Task prompt: Images do not belong in the copy. Retype all the entries below exactly.
BEGIN Input records
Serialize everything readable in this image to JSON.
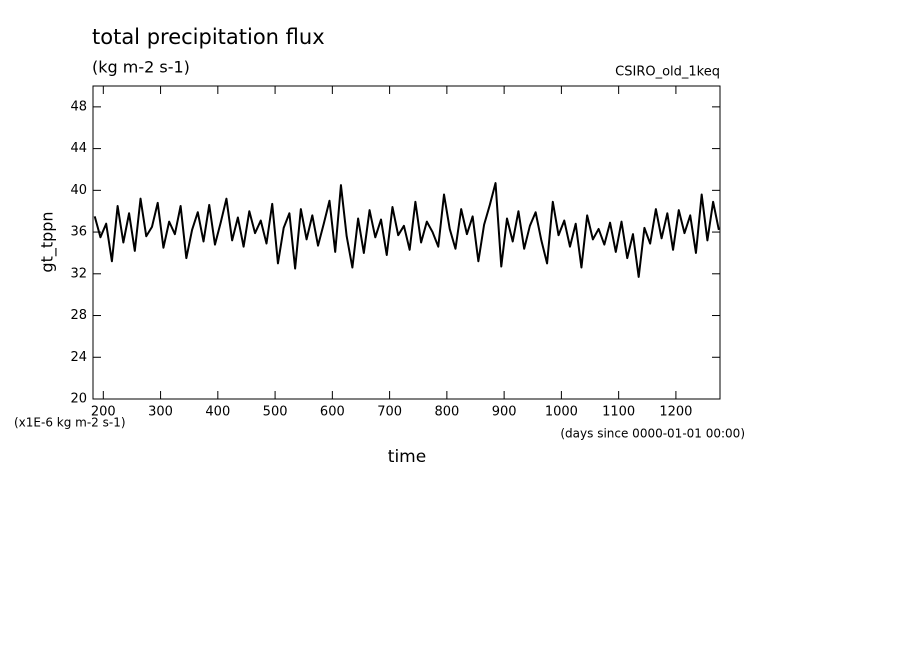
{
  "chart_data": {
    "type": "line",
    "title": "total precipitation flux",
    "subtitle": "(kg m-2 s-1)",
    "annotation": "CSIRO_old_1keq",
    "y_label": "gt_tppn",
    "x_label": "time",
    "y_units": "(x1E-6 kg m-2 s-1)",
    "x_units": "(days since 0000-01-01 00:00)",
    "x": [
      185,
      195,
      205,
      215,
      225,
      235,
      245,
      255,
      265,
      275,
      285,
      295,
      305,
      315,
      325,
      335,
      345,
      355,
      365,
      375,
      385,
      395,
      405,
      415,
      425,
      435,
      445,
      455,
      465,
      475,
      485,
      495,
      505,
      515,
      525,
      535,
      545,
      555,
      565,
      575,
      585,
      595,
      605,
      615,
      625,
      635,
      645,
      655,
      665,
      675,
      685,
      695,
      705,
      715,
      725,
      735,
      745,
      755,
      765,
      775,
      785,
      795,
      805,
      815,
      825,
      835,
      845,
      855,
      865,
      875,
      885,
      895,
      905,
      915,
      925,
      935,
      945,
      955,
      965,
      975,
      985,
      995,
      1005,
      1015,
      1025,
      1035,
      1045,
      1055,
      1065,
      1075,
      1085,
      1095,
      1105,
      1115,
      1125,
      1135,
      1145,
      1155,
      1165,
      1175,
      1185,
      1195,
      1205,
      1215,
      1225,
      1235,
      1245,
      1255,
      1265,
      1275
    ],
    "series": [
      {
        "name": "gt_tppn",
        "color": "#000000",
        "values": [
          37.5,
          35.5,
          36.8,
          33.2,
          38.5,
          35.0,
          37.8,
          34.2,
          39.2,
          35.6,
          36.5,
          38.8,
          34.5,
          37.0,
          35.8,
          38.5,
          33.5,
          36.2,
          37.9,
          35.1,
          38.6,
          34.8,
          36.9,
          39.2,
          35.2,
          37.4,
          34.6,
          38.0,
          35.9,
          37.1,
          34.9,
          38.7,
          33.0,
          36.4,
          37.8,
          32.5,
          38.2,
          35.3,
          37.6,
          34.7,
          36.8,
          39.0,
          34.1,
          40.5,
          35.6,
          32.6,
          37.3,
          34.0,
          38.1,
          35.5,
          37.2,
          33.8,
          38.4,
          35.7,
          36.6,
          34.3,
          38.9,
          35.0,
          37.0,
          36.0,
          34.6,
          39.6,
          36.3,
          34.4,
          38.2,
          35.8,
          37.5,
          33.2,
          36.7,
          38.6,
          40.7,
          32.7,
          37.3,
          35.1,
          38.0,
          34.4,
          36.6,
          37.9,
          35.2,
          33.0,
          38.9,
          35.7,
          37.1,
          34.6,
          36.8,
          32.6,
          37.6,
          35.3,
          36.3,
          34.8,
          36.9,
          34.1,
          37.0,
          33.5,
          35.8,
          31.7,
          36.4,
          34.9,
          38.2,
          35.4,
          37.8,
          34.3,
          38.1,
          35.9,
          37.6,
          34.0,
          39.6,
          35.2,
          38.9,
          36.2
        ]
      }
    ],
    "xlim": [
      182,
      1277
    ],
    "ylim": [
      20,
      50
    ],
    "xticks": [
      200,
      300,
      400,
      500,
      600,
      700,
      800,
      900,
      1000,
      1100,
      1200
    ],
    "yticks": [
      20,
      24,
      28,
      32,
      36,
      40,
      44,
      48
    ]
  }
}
END Input records
Solution below:
Serialize everything readable in this image to JSON.
{
  "chart_data": {
    "type": "line",
    "title": "total precipitation flux",
    "subtitle": "(kg m-2 s-1)",
    "annotation": "CSIRO_old_1keq",
    "y_label": "gt_tppn",
    "x_label": "time",
    "y_units": "(x1E-6 kg m-2 s-1)",
    "x_units": "(days since 0000-01-01 00:00)",
    "x": [
      185,
      195,
      205,
      215,
      225,
      235,
      245,
      255,
      265,
      275,
      285,
      295,
      305,
      315,
      325,
      335,
      345,
      355,
      365,
      375,
      385,
      395,
      405,
      415,
      425,
      435,
      445,
      455,
      465,
      475,
      485,
      495,
      505,
      515,
      525,
      535,
      545,
      555,
      565,
      575,
      585,
      595,
      605,
      615,
      625,
      635,
      645,
      655,
      665,
      675,
      685,
      695,
      705,
      715,
      725,
      735,
      745,
      755,
      765,
      775,
      785,
      795,
      805,
      815,
      825,
      835,
      845,
      855,
      865,
      875,
      885,
      895,
      905,
      915,
      925,
      935,
      945,
      955,
      965,
      975,
      985,
      995,
      1005,
      1015,
      1025,
      1035,
      1045,
      1055,
      1065,
      1075,
      1085,
      1095,
      1105,
      1115,
      1125,
      1135,
      1145,
      1155,
      1165,
      1175,
      1185,
      1195,
      1205,
      1215,
      1225,
      1235,
      1245,
      1255,
      1265,
      1275
    ],
    "series": [
      {
        "name": "gt_tppn",
        "color": "#000000",
        "values": [
          37.5,
          35.5,
          36.8,
          33.2,
          38.5,
          35.0,
          37.8,
          34.2,
          39.2,
          35.6,
          36.5,
          38.8,
          34.5,
          37.0,
          35.8,
          38.5,
          33.5,
          36.2,
          37.9,
          35.1,
          38.6,
          34.8,
          36.9,
          39.2,
          35.2,
          37.4,
          34.6,
          38.0,
          35.9,
          37.1,
          34.9,
          38.7,
          33.0,
          36.4,
          37.8,
          32.5,
          38.2,
          35.3,
          37.6,
          34.7,
          36.8,
          39.0,
          34.1,
          40.5,
          35.6,
          32.6,
          37.3,
          34.0,
          38.1,
          35.5,
          37.2,
          33.8,
          38.4,
          35.7,
          36.6,
          34.3,
          38.9,
          35.0,
          37.0,
          36.0,
          34.6,
          39.6,
          36.3,
          34.4,
          38.2,
          35.8,
          37.5,
          33.2,
          36.7,
          38.6,
          40.7,
          32.7,
          37.3,
          35.1,
          38.0,
          34.4,
          36.6,
          37.9,
          35.2,
          33.0,
          38.9,
          35.7,
          37.1,
          34.6,
          36.8,
          32.6,
          37.6,
          35.3,
          36.3,
          34.8,
          36.9,
          34.1,
          37.0,
          33.5,
          35.8,
          31.7,
          36.4,
          34.9,
          38.2,
          35.4,
          37.8,
          34.3,
          38.1,
          35.9,
          37.6,
          34.0,
          39.6,
          35.2,
          38.9,
          36.2
        ]
      }
    ],
    "xlim": [
      182,
      1277
    ],
    "ylim": [
      20,
      50
    ],
    "xticks": [
      200,
      300,
      400,
      500,
      600,
      700,
      800,
      900,
      1000,
      1100,
      1200
    ],
    "yticks": [
      20,
      24,
      28,
      32,
      36,
      40,
      44,
      48
    ]
  }
}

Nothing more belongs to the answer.